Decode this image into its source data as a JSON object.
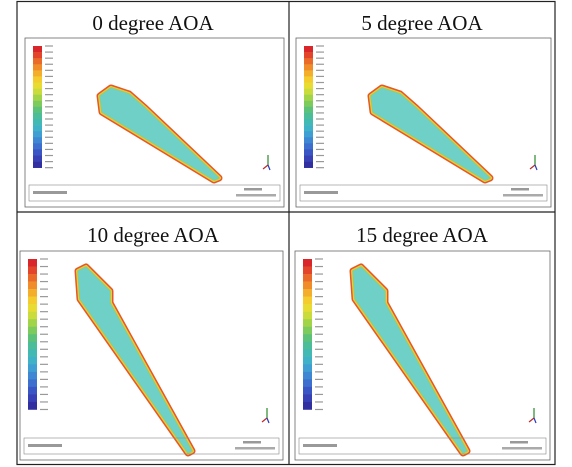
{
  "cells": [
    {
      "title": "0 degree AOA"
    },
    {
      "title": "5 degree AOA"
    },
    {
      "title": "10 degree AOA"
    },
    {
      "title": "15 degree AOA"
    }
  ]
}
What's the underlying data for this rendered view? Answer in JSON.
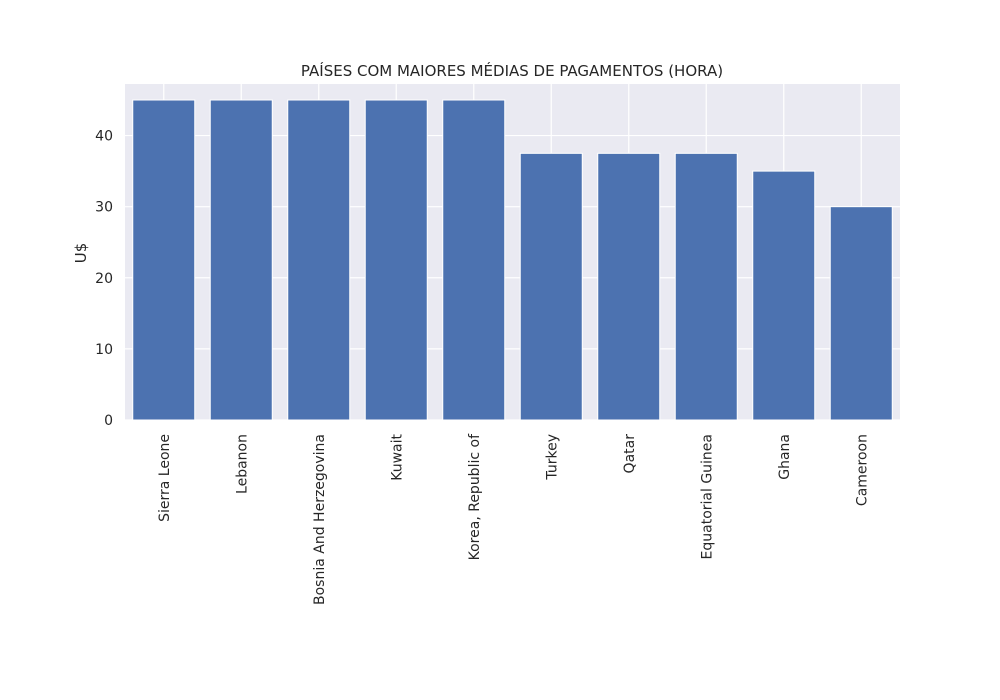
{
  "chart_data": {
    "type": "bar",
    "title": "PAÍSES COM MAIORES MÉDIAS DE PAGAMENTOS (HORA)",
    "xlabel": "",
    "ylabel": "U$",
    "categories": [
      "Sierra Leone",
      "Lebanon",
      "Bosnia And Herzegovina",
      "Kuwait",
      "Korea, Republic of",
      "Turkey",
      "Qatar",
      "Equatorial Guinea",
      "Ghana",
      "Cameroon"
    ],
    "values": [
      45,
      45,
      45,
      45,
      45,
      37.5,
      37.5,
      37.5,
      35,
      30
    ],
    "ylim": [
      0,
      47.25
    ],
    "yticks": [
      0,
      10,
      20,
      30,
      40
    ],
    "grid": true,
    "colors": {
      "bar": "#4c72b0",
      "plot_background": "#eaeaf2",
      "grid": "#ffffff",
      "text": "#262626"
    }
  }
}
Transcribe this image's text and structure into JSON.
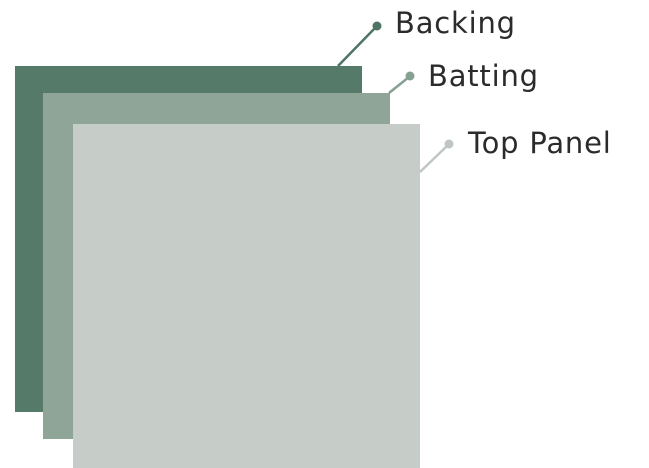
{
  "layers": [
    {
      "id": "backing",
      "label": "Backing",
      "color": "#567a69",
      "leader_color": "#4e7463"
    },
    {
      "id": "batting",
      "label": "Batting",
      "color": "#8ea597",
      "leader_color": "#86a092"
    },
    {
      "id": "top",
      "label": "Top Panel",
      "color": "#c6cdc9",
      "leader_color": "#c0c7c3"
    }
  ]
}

★ ★ ★ ★

[WHAT IS BEING ASKED]
Return nothing except the number of lines that include the string "image".

[RESPONSE FOR THIS EXERCISE]
2